Aim:
Extend the Council of Luminaries meeting notes on the gap between RFPs and project management, starting right after the last remark shown.

Article:
The LVN Council of Luminaries is comprised of veteran thought leaders and pioneers in the business of law community. The objective behind assembling this group is to establish a brain trust of recognized, experienced and progressive leaders who can help interpret developments in the market, provide advice on how to successfully approach and navigate challenges, predict future trends and changes to prepare for, and to participate in targeted special projects to benefit the legal industry as a whole.
The below meeting was conducted primarily with the client-side group.
Minding the Gap Between RFP and Actual Project Management
The law firm Luminaries have commented that it's frustrating when questions (e.g. about innovative services) show up on RFPs and then never get mentioned again. Can/should we close this gap?
Luminary 1 – Yes, I think that’s true. Once we selected partners, we do not always focus on project management side of the relationship. It all sounds good in the RFP, but when the new matter comes in, the housekeeping/relationship offered by the firm gets lost in the focus on getting up to speed quickly. It is on us to make sure firms actually implement the offers they’ve extended.
Luminary 2 – We don’t run big RFPs like we used to. We start with strategic thinking – to how can we be partners, but after that process is over, then it turns back to the day job and switches to tactical.
Luminary 1 – Agreed, firefighting often gets in the way of progress!
Luminary 2 – We mainly do AFAs. So sometimes those grandiose strategic initiatives kind of fall to the wayside. Largely in my opinion that’s the fault of the client. If someone isn’t going to really demand something from me that takes more time/resources, I wouldn’t do it either. But there’s an opportunity for the law firm to bring clients back to strategic mode and remind them that there’s an opportunity to wow you. Law firms miss a lot of opportunity to wow clients. How do you do that? You do something unexpected.
Luminary 3 – When you are doing RFPs for convergence, that will be the case. We’ve been pushing really hard on practice area RFPs and project work RFPs – in those cases we are 85% going after the AFA.

Given information:
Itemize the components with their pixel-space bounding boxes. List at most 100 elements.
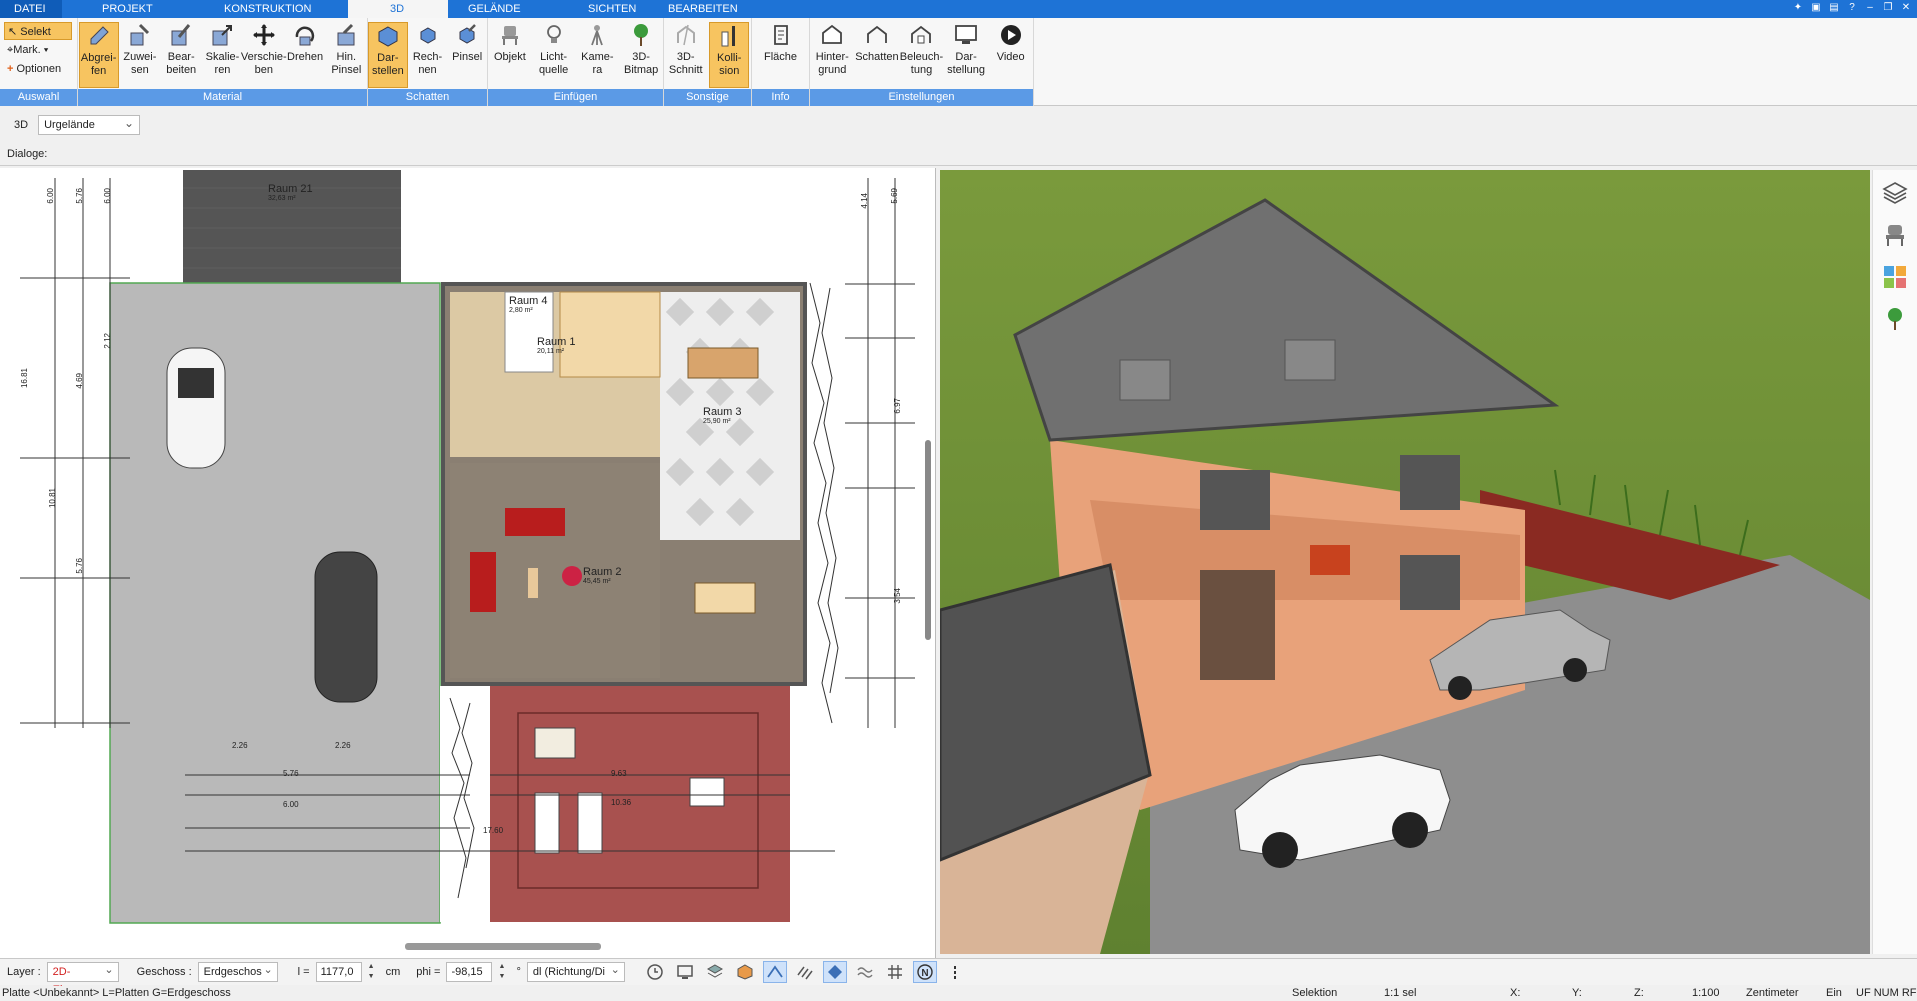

Exercise result:
Luminary 4 – It’s a security blanket. A lot of lawyers like to take on procurement tasks when it comes to legal providers. And they are protective of the firm relationship – and don’t want their firms to be treated like any other vendor. They are doing it like lawyers. Their RFPs were so long and horrible. If it was a deposition, I would have gotten it right, but for an RFP too long.
Luminary 2 – Do you read all the answers?
Luminary 4 – I swear I did. I read thousands of pages of responses.
Luminary 1, Luminary 2 – I don’t believe it!
Luminary 4 – That was early. I learned my lesson; our RFPs are much more streamlined now. But I believed that, if I tortured firms to write them, I had to read them. But now I do skinnier processes and avoid RFPs whenever possible. If you have attorneys, they will ask every question, because they act like lawyers. They ask every question. I bet most don’t read the answers. If no one is making you spend the time to reads the answers, why not ask all the questions? But anyone who has ever taken it seriously has a better process.
Luminary 1 – Sometimes the good strategic offerings that come through RFPs require us on the client side to put in more time to get them implemented. And we don’t have the time or energy.
Luminary 2 – Do we think that’s a miss by legal ops? Or by law firms? Perhaps they suggested something that’s too difficult.
Luminary 1 – I’m not sure we need to assign blame. No one does enough project management.
Luminary 2 – What’s the incentive for a law firm to follow up?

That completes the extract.